| Written instruction |
In the entries that follow, locate the line with "Transcribe the text in this document.", then restate that line and all later lines exactly as they appear, leaving pictures out.

══════════════════════════════

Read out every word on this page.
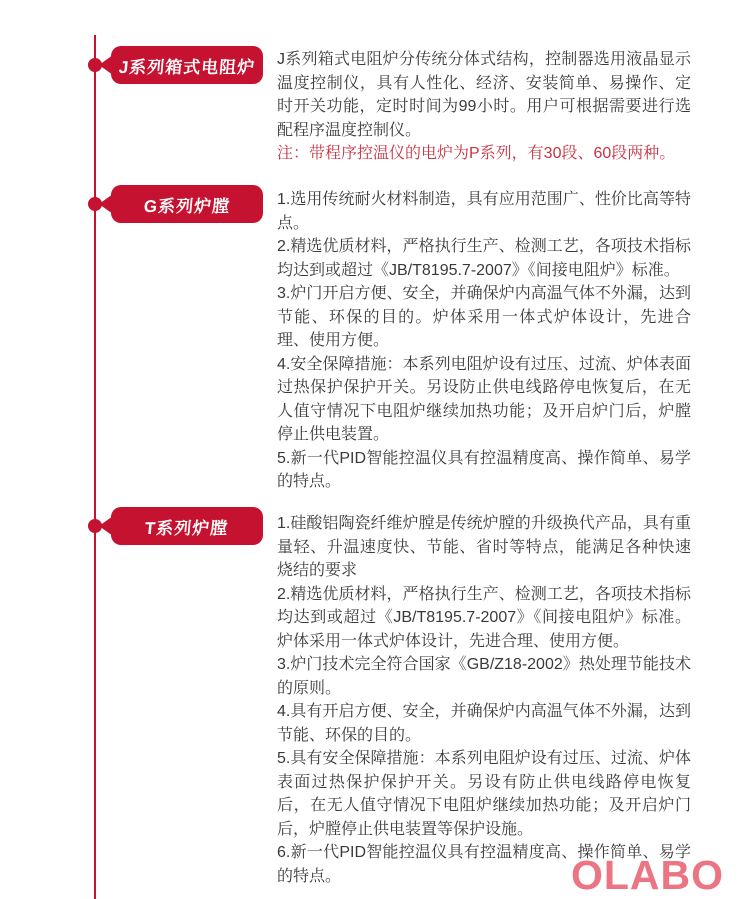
J系列箱式电阻炉 J系列箱式电阻炉分传统分体式结构，控制器选用液晶显示温度控制仪，具有人性化、经济、安装简单、易操作、定时开关功能，定时时间为99小时。用户可根据需要进行选配程序温度控制仪。

注：带程序控温仪的电炉为P系列，有30段、60段两种。

G系列炉膛	1.选用传统耐火材料制造，具有应用范围广、性价比高等特点。

2.精选优质材料，严格执行生产、检测工艺，各项技术指标均达到或超过《JB/T8195.7-2007》《间接电阻炉》标准。

3.炉门开启方便、安全，并确保炉内高温气体不外漏，达到节能、环保的目的。炉体采用一体式炉体设计，先进合理、使用方便。

4.安全保障措施：本系列电阻炉设有过压、过流、炉体表面过热保护保护开关。另设防止供电线路停电恢复后，在无人值守情况下电阻炉继续加热功能；及开启炉门后，炉膛停止供电装置。

5.新一代PID智能控温仪具有控温精度高、操作简单、易学的特点。

T系列炉膛	1.硅酸铝陶瓷纤维炉膛是传统炉膛的升级换代产品，具有重量轻、升温速度快、节能、省时等特点，能满足各种快速烧结的要求

2.精选优质材料，严格执行生产、检测工艺，各项技术指标均达到或超过《JB/T8195.7-2007》《间接电阻炉》标准。炉体采用一体式炉体设计，先进合理、使用方便。

3.炉门技术完全符合国家《GB/Z18-2002》热处理节能技术的原则。

4.具有开启方便、安全，并确保炉内高温气体不外漏，达到节能、环保的目的。

5.具有安全保障措施：本系列电阻炉设有过压、过流、炉体表面过热保护保护开关。另设有防止供电线路停电恢复后，在无人值守情况下电阻炉继续加热功能；及开启炉门后，炉膛停止供电装置等保护设施。

6.新一代PID智能控温仪具有控温精度高、操作简单、易学的特点。	OLABO
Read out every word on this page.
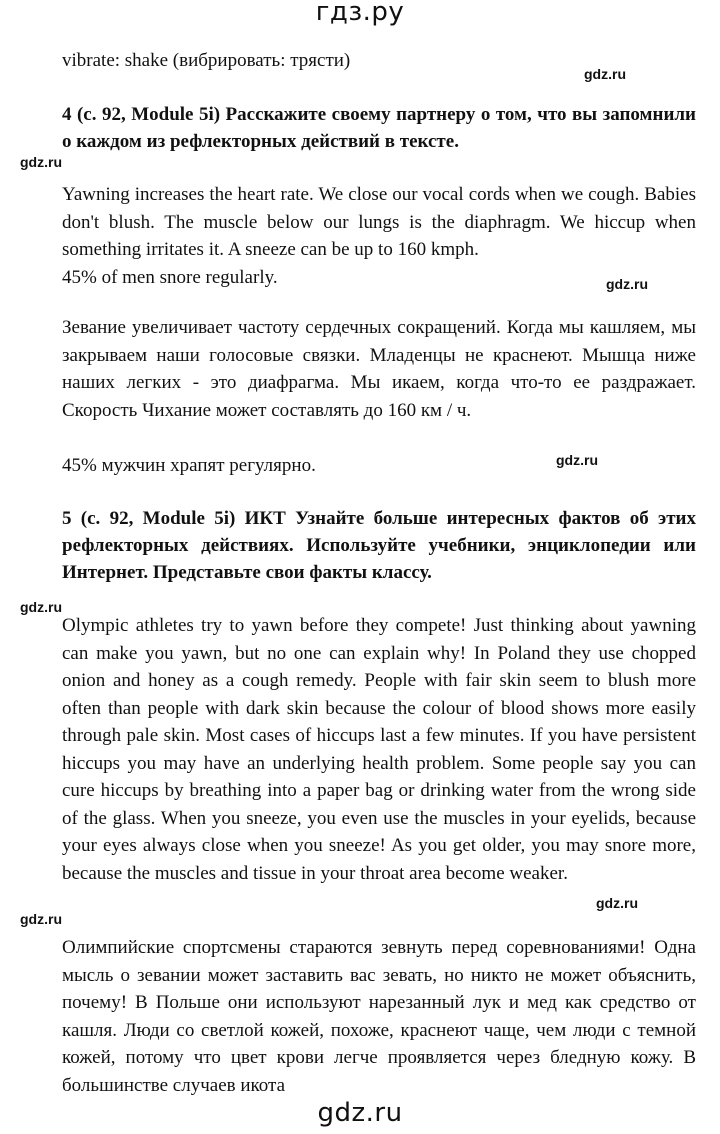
гдз.ру
vibrate: shake (вибрировать: трясти)
gdz.ru
4 (с. 92, Module 5i) Расскажите своему партнеру о том, что вы запомнили о каждом из рефлекторных действий в тексте.
gdz.ru
Yawning increases the heart rate. We close our vocal cords when we cough. Babies don't blush. The muscle below our lungs is the diaphragm. We hiccup when something irritates it. A sneeze can be up to 160 kmph.
45% of men snore regularly.	gdz.ru
Зевание увеличивает частоту сердечных сокращений. Когда мы кашляем, мы закрываем наши голосовые связки. Младенцы не краснеют. Мышца ниже наших легких - это диафрагма. Мы икаем, когда что-то ее раздражает. Скорость Чихание может составлять до 160 км / ч.
45% мужчин храпят регулярно.	gdz.ru
5 (с. 92, Module 5i) ИКТ Узнайте больше интересных фактов об этих рефлекторных действиях. Используйте учебники, энциклопедии или Интернет. Представьте свои факты классу.
gdz.ru
Olympic athletes try to yawn before they compete! Just thinking about yawning can make you yawn, but no one can explain why! In Poland they use chopped onion and honey as a cough remedy. People with fair skin seem to blush more often than people with dark skin because the colour of blood shows more easily through pale skin. Most cases of hiccups last a few minutes. If you have persistent hiccups you may have an underlying health problem. Some people say you can cure hiccups by breathing into a paper bag or drinking water from the wrong side of the glass. When you sneeze, you even use the muscles in your eyelids, because your eyes always close when you sneeze! As you get older, you may snore more, because the muscles and tissue in your throat area become weaker.
gdz.ru
gdz.ru
Олимпийские спортсмены стараются зевнуть перед соревнованиями! Одна мысль о зевании может заставить вас зевать, но никто не может объяснить, почему! В Польше они используют нарезанный лук и мед как средство от кашля. Люди со светлой кожей, похоже, краснеют чаще, чем люди с темной кожей, потому что цвет крови легче проявляется через бледную кожу. В большинстве случаев икота
gdz.ru
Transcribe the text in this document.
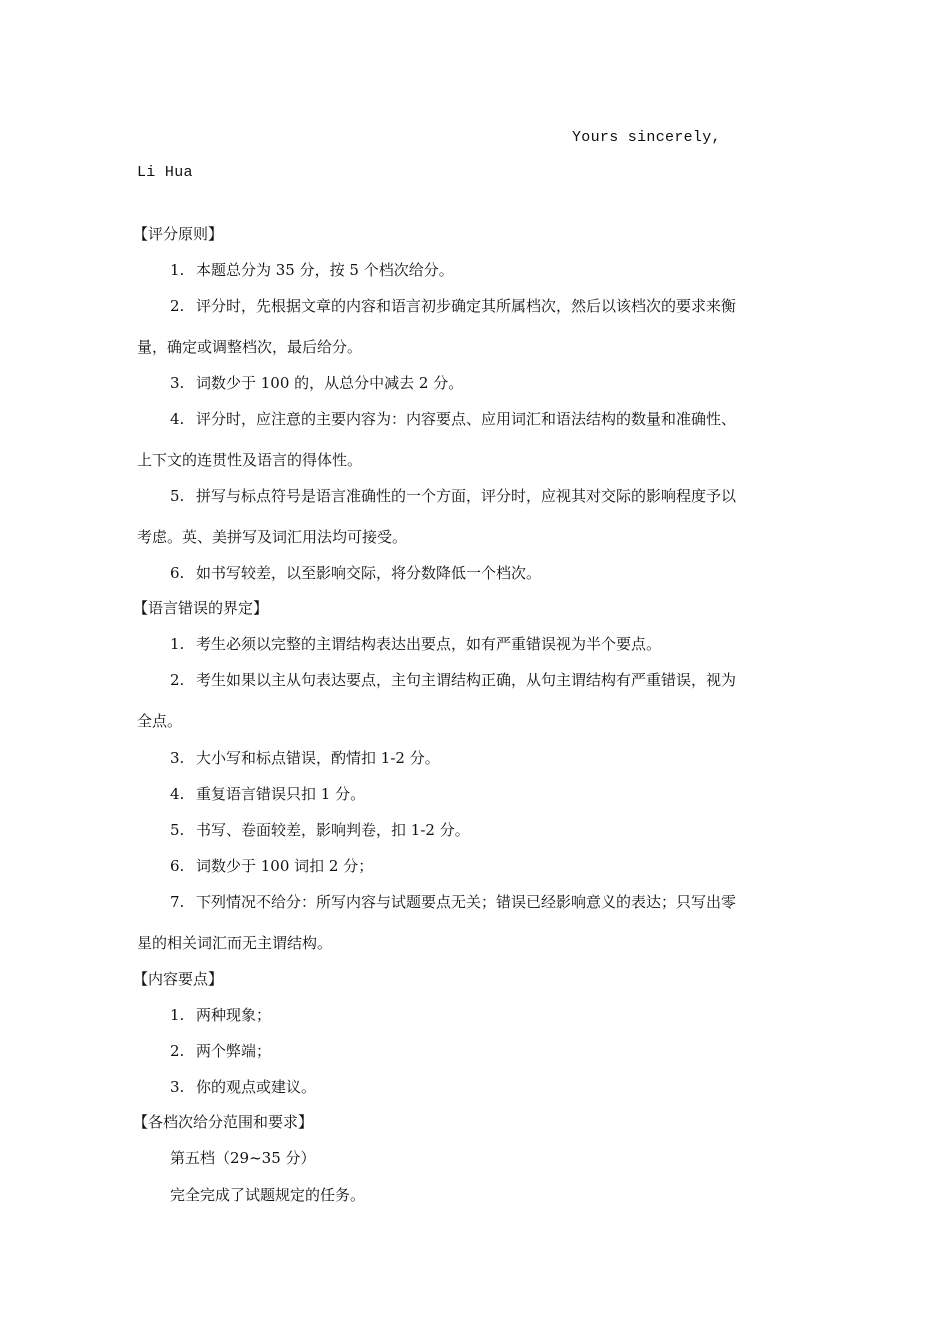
Yours sincerely,
Li Hua
【评分原则】
1. 本题总分为 35 分，按 5 个档次给分。
2. 评分时，先根据文章的内容和语言初步确定其所属档次，然后以该档次的要求来衡
量，确定或调整档次，最后给分。
3. 词数少于 100 的，从总分中减去 2 分。
4. 评分时，应注意的主要内容为：内容要点、应用词汇和语法结构的数量和准确性、
上下文的连贯性及语言的得体性。
5. 拼写与标点符号是语言准确性的一个方面，评分时，应视其对交际的影响程度予以
考虑。英、美拼写及词汇用法均可接受。
6. 如书写较差，以至影响交际，将分数降低一个档次。
【语言错误的界定】
1. 考生必须以完整的主谓结构表达出要点，如有严重错误视为半个要点。
2. 考生如果以主从句表达要点，主句主谓结构正确，从句主谓结构有严重错误，视为
全点。
3. 大小写和标点错误，酌情扣 1-2 分。
4. 重复语言错误只扣 1 分。
5. 书写、卷面较差，影响判卷，扣 1-2 分。
6. 词数少于 100 词扣 2 分；
7. 下列情况不给分：所写内容与试题要点无关；错误已经影响意义的表达；只写出零
星的相关词汇而无主谓结构。
【内容要点】
1. 两种现象；
2. 两个弊端；
3. 你的观点或建议。
【各档次给分范围和要求】
第五档（29~35 分）
完全完成了试题规定的任务。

══════════════════════════════

| Answer for this exercise |
Transcribe the text in this document.
Yours sincerely,
Li Hua
【评分原则】
1. 本题总分为 35 分，按 5 个档次给分。
2. 评分时，先根据文章的内容和语言初步确定其所属档次，然后以该档次的要求来衡
量，确定或调整档次，最后给分。
3. 词数少于 100 的，从总分中减去 2 分。
4. 评分时，应注意的主要内容为：内容要点、应用词汇和语法结构的数量和准确性、
上下文的连贯性及语言的得体性。
5. 拼写与标点符号是语言准确性的一个方面，评分时，应视其对交际的影响程度予以
考虑。英、美拼写及词汇用法均可接受。
6. 如书写较差，以至影响交际，将分数降低一个档次。
【语言错误的界定】
1. 考生必须以完整的主谓结构表达出要点，如有严重错误视为半个要点。
2. 考生如果以主从句表达要点，主句主谓结构正确，从句主谓结构有严重错误，视为
全点。
3. 大小写和标点错误，酌情扣 1-2 分。
4. 重复语言错误只扣 1 分。
5. 书写、卷面较差，影响判卷，扣 1-2 分。
6. 词数少于 100 词扣 2 分；
7. 下列情况不给分：所写内容与试题要点无关；错误已经影响意义的表达；只写出零
星的相关词汇而无主谓结构。
【内容要点】
1. 两种现象；
2. 两个弊端；
3. 你的观点或建议。
【各档次给分范围和要求】
第五档（29~35 分）
完全完成了试题规定的任务。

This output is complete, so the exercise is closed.